Goal:
Every record must be transcribed in its entirety, apart from the images, which are to be omitted.

Records for the exercise:
=-=-=-=-=

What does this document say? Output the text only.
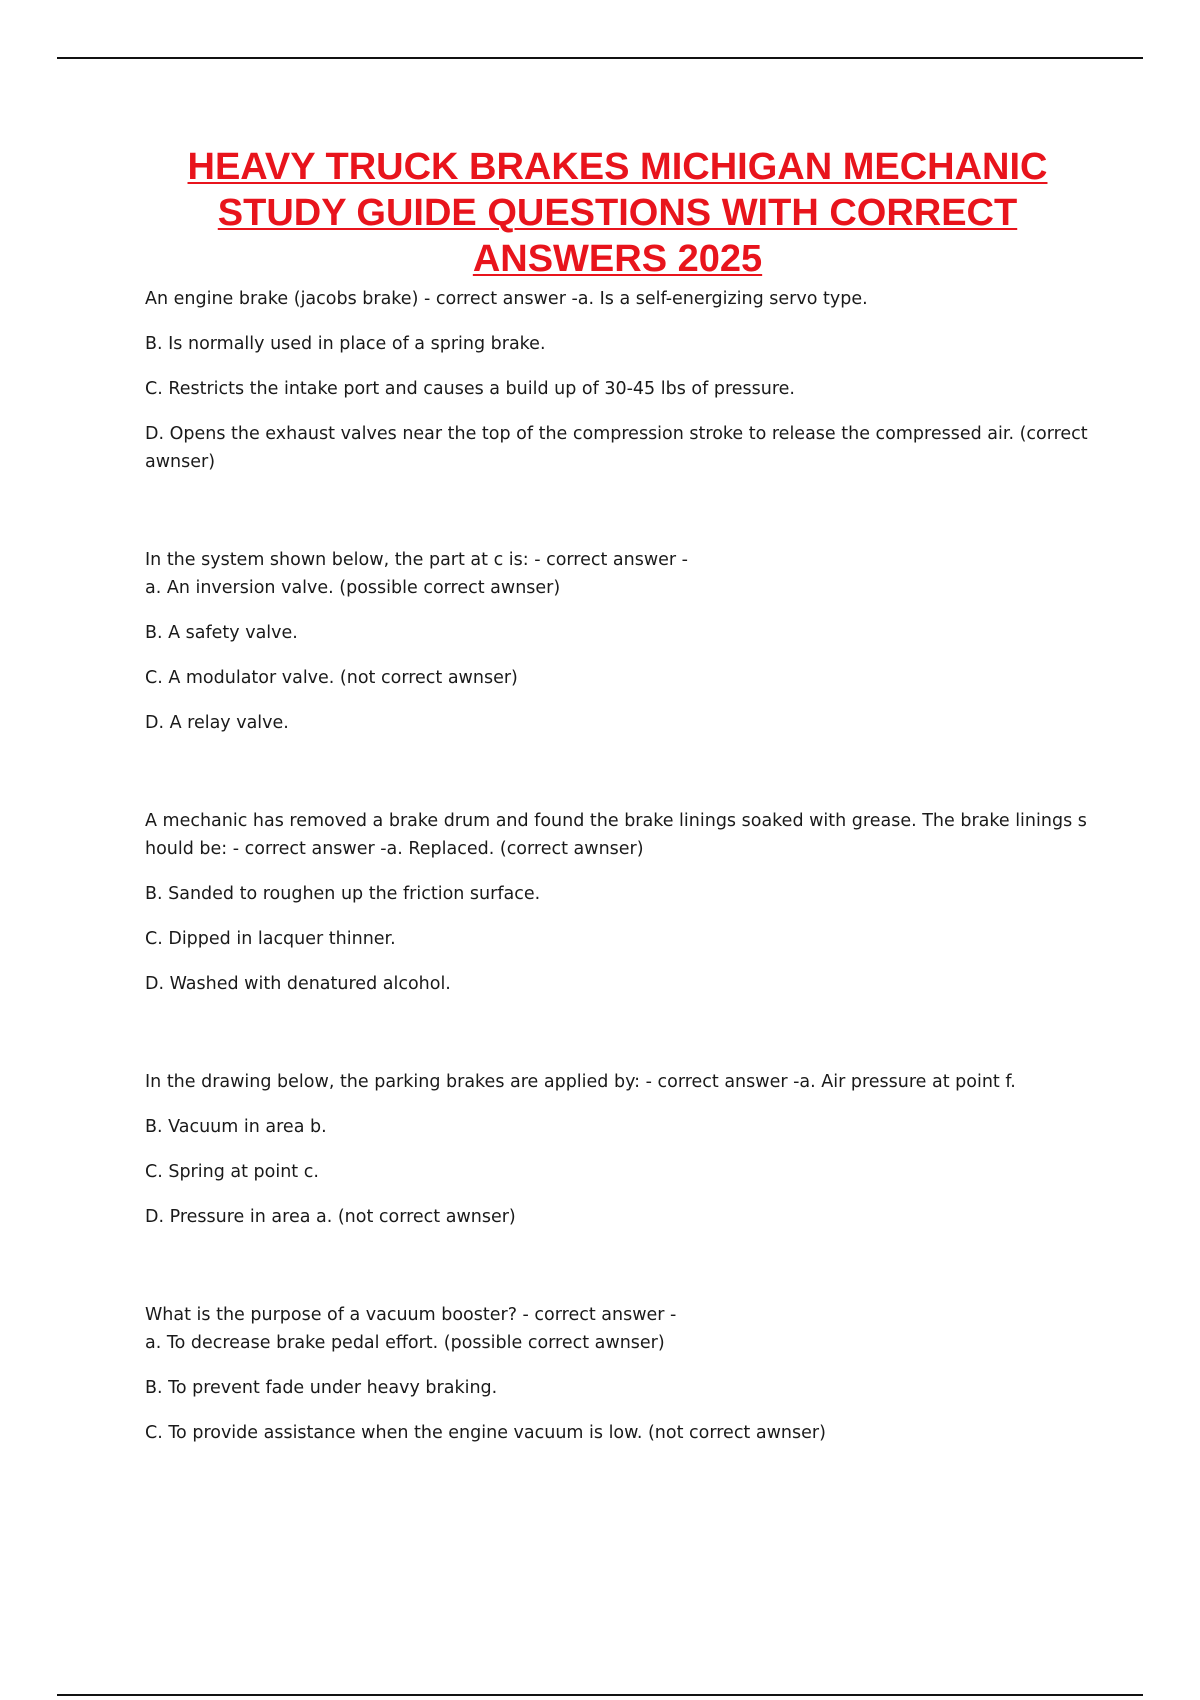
HEAVY TRUCK BRAKES MICHIGAN MECHANIC STUDY GUIDE QUESTIONS WITH CORRECT ANSWERS 2025
An engine brake (jacobs brake) - correct answer -a. Is a self-energizing servo type.
B. Is normally used in place of a spring brake.
C. Restricts the intake port and causes a build up of 30-45 lbs of pressure.
D. Opens the exhaust valves near the top of the compression stroke to release the compressed air. (correct awnser)
In the system shown below, the part at c is: - correct answer -
a. An inversion valve. (possible correct awnser)
B. A safety valve.
C. A modulator valve. (not correct awnser)
D. A relay valve.
A mechanic has removed a brake drum and found the brake linings soaked with grease. The brake linings should be: - correct answer -a. Replaced. (correct awnser)
B. Sanded to roughen up the friction surface.
C. Dipped in lacquer thinner.
D. Washed with denatured alcohol.
In the drawing below, the parking brakes are applied by: - correct answer -a. Air pressure at point f.
B. Vacuum in area b.
C. Spring at point c.
D. Pressure in area a. (not correct awnser)
What is the purpose of a vacuum booster? - correct answer -
a. To decrease brake pedal effort. (possible correct awnser)
B. To prevent fade under heavy braking.
C. To provide assistance when the engine vacuum is low. (not correct awnser)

=-=-=-=-=

Answer for the task:
What does this document say? Output the text only.
HEAVY TRUCK BRAKES MICHIGAN MECHANIC STUDY GUIDE QUESTIONS WITH CORRECT ANSWERS 2025
An engine brake (jacobs brake) - correct answer -a. Is a self-energizing servo type.
B. Is normally used in place of a spring brake.
C. Restricts the intake port and causes a build up of 30-45 lbs of pressure.
D. Opens the exhaust valves near the top of the compression stroke to release the compressed air. (correct awnser)
In the system shown below, the part at c is: - correct answer -
a. An inversion valve. (possible correct awnser)
B. A safety valve.
C. A modulator valve. (not correct awnser)
D. A relay valve.
A mechanic has removed a brake drum and found the brake linings soaked with grease. The brake linings should be: - correct answer -a. Replaced. (correct awnser)
B. Sanded to roughen up the friction surface.
C. Dipped in lacquer thinner.
D. Washed with denatured alcohol.
In the drawing below, the parking brakes are applied by: - correct answer -a. Air pressure at point f.
B. Vacuum in area b.
C. Spring at point c.
D. Pressure in area a. (not correct awnser)
What is the purpose of a vacuum booster? - correct answer -
a. To decrease brake pedal effort. (possible correct awnser)
B. To prevent fade under heavy braking.
C. To provide assistance when the engine vacuum is low. (not correct awnser)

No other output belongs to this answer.